Entries:
-- START --

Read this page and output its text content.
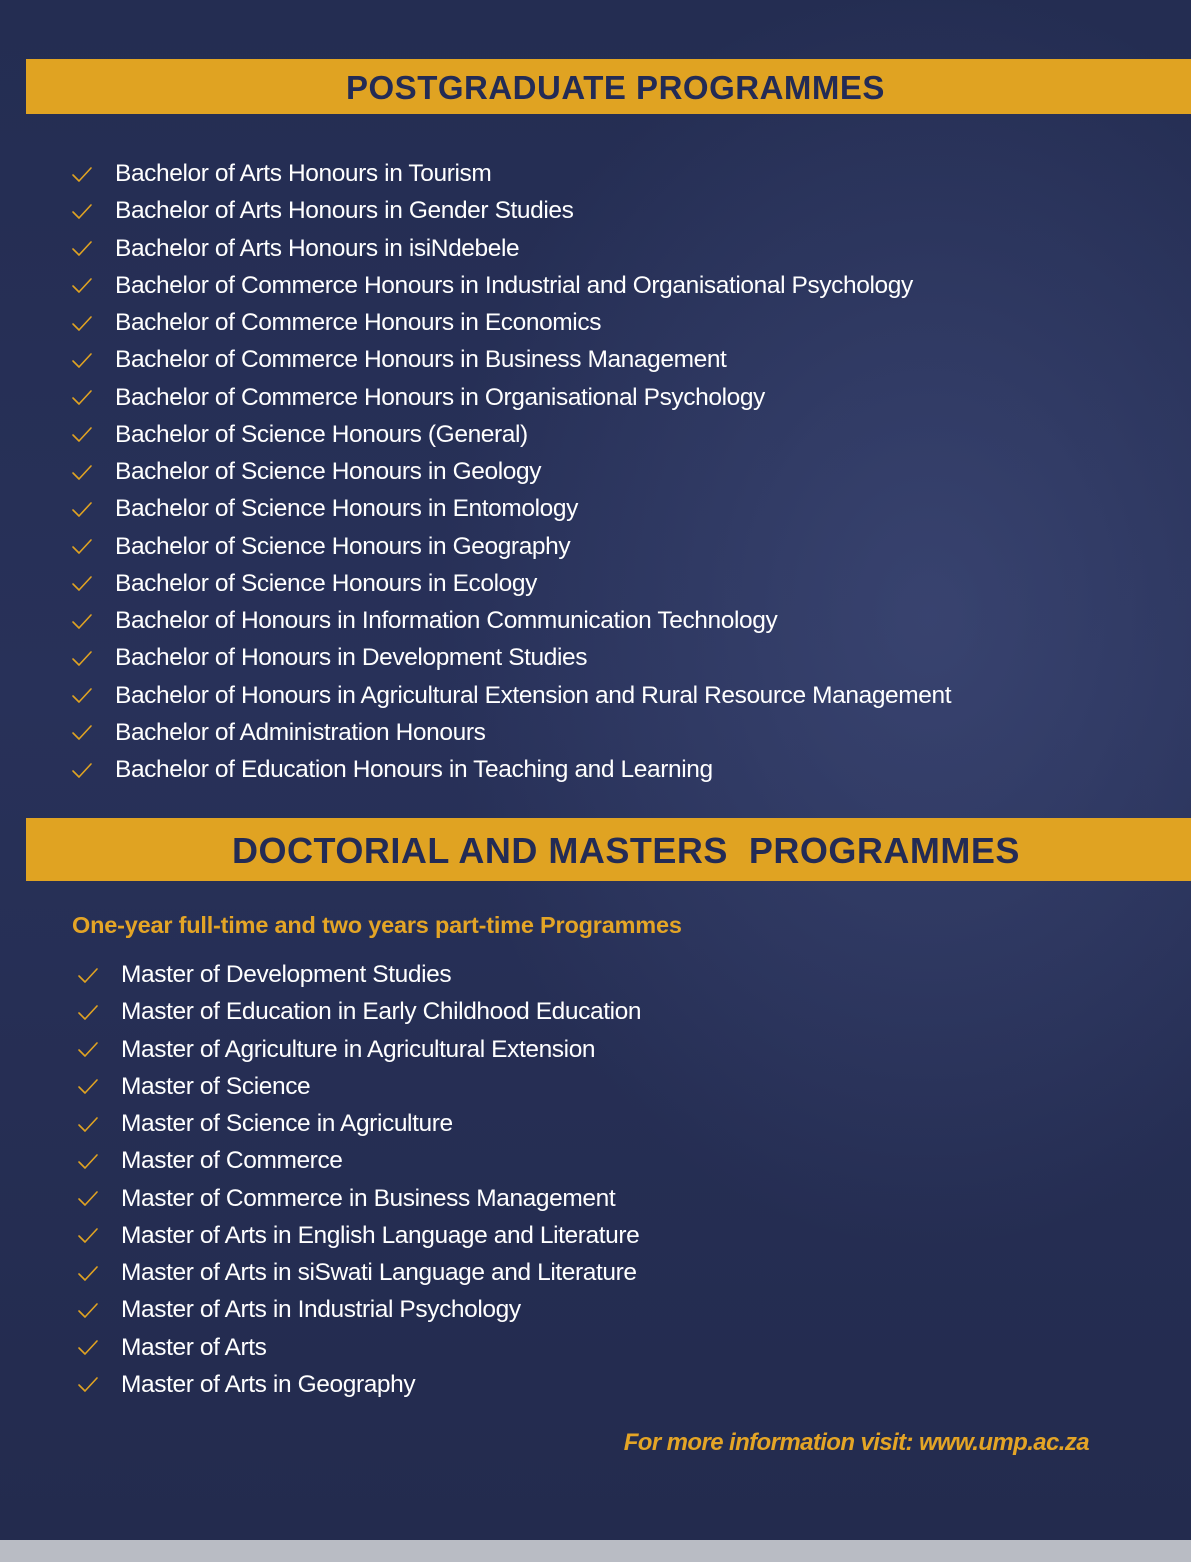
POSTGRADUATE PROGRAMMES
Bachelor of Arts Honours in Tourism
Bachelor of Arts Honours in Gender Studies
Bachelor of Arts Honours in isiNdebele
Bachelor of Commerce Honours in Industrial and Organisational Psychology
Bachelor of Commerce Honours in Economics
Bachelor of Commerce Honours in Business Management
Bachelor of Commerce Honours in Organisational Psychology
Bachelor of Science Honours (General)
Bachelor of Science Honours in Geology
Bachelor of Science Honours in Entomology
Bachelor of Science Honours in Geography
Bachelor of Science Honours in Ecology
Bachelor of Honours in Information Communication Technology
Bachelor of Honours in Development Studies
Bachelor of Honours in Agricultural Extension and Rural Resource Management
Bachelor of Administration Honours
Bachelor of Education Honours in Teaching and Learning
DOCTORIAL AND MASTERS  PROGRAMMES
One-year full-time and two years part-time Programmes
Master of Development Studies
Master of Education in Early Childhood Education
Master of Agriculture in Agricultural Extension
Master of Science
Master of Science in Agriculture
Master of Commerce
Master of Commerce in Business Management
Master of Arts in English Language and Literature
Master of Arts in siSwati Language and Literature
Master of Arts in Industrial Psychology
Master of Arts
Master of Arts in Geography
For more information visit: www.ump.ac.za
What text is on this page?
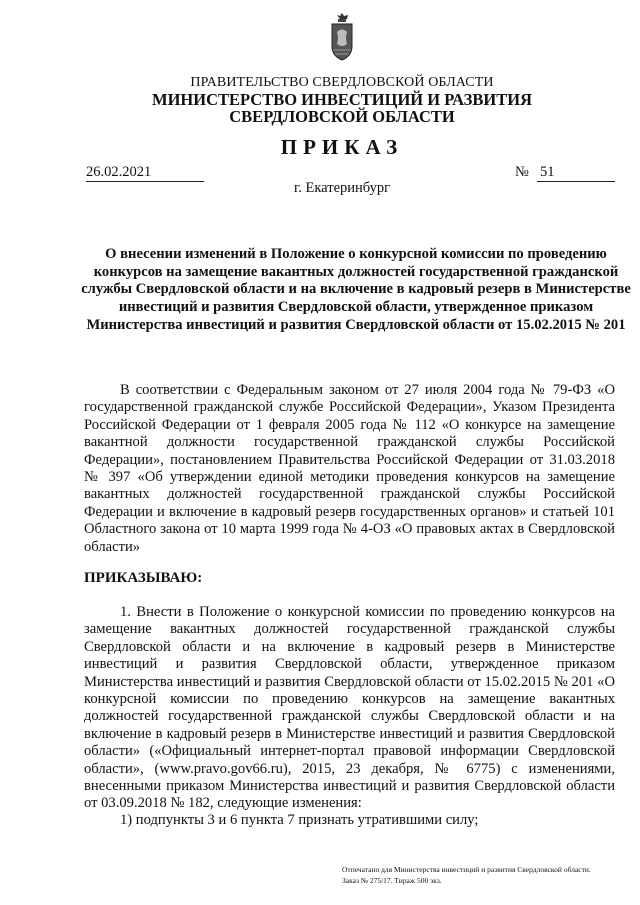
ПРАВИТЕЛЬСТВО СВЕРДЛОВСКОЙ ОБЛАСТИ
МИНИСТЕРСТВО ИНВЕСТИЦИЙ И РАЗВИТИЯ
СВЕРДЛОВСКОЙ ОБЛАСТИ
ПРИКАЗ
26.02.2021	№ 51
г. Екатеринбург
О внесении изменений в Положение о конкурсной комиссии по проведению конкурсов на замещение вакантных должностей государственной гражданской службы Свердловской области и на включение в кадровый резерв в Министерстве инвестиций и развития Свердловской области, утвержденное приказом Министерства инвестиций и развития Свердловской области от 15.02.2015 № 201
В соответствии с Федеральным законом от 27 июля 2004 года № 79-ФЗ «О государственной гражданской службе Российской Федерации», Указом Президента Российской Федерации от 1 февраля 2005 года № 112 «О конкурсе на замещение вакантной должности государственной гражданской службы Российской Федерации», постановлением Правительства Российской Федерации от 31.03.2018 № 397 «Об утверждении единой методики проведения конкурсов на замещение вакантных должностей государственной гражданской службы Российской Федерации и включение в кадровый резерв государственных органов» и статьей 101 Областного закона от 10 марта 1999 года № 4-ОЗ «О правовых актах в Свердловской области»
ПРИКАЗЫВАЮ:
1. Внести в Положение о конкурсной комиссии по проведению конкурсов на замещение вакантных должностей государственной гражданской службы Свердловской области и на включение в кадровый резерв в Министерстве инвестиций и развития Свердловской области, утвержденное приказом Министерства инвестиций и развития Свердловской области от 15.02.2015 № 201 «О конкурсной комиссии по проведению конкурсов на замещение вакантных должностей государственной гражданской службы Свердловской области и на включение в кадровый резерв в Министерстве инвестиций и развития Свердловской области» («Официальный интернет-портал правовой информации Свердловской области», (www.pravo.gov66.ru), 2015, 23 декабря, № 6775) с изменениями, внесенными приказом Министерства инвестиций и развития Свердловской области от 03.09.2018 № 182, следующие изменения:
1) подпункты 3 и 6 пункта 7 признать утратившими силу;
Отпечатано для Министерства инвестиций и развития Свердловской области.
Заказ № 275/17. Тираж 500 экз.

-- END --

Do this:
Reproduce the full material exactly, excluding the pictures.

Complete output:
Read this page and output its text content.
POSTGRADUATE PROGRAMMES
Bachelor of Arts Honours in Tourism
Bachelor of Arts Honours in Gender Studies
Bachelor of Arts Honours in isiNdebele
Bachelor of Commerce Honours in Industrial and Organisational Psychology
Bachelor of Commerce Honours in Economics
Bachelor of Commerce Honours in Business Management
Bachelor of Commerce Honours in Organisational Psychology
Bachelor of Science Honours (General)
Bachelor of Science Honours in Geology
Bachelor of Science Honours in Entomology
Bachelor of Science Honours in Geography
Bachelor of Science Honours in Ecology
Bachelor of Honours in Information Communication Technology
Bachelor of Honours in Development Studies
Bachelor of Honours in Agricultural Extension and Rural Resource Management
Bachelor of Administration Honours
Bachelor of Education Honours in Teaching and Learning
DOCTORIAL AND MASTERS  PROGRAMMES
One-year full-time and two years part-time Programmes
Master of Development Studies
Master of Education in Early Childhood Education
Master of Agriculture in Agricultural Extension
Master of Science
Master of Science in Agriculture
Master of Commerce
Master of Commerce in Business Management
Master of Arts in English Language and Literature
Master of Arts in siSwati Language and Literature
Master of Arts in Industrial Psychology
Master of Arts
Master of Arts in Geography
For more information visit: www.ump.ac.za
What text is on this page?
ПРАВИТЕЛЬСТВО СВЕРДЛОВСКОЙ ОБЛАСТИ
МИНИСТЕРСТВО ИНВЕСТИЦИЙ И РАЗВИТИЯ
СВЕРДЛОВСКОЙ ОБЛАСТИ
ПРИКАЗ
26.02.2021	№ 51
г. Екатеринбург
О внесении изменений в Положение о конкурсной комиссии по проведению конкурсов на замещение вакантных должностей государственной гражданской службы Свердловской области и на включение в кадровый резерв в Министерстве инвестиций и развития Свердловской области, утвержденное приказом Министерства инвестиций и развития Свердловской области от 15.02.2015 № 201
В соответствии с Федеральным законом от 27 июля 2004 года № 79-ФЗ «О государственной гражданской службе Российской Федерации», Указом Президента Российской Федерации от 1 февраля 2005 года № 112 «О конкурсе на замещение вакантной должности государственной гражданской службы Российской Федерации», постановлением Правительства Российской Федерации от 31.03.2018 № 397 «Об утверждении единой методики проведения конкурсов на замещение вакантных должностей государственной гражданской службы Российской Федерации и включение в кадровый резерв государственных органов» и статьей 101 Областного закона от 10 марта 1999 года № 4-ОЗ «О правовых актах в Свердловской области»
ПРИКАЗЫВАЮ:
1. Внести в Положение о конкурсной комиссии по проведению конкурсов на замещение вакантных должностей государственной гражданской службы Свердловской области и на включение в кадровый резерв в Министерстве инвестиций и развития Свердловской области, утвержденное приказом Министерства инвестиций и развития Свердловской области от 15.02.2015 № 201 «О конкурсной комиссии по проведению конкурсов на замещение вакантных должностей государственной гражданской службы Свердловской области и на включение в кадровый резерв в Министерстве инвестиций и развития Свердловской области» («Официальный интернет-портал правовой информации Свердловской области», (www.pravo.gov66.ru), 2015, 23 декабря, № 6775) с изменениями, внесенными приказом Министерства инвестиций и развития Свердловской области от 03.09.2018 № 182, следующие изменения:
1) подпункты 3 и 6 пункта 7 признать утратившими силу;
Отпечатано для Министерства инвестиций и развития Свердловской области.
Заказ № 275/17. Тираж 500 экз.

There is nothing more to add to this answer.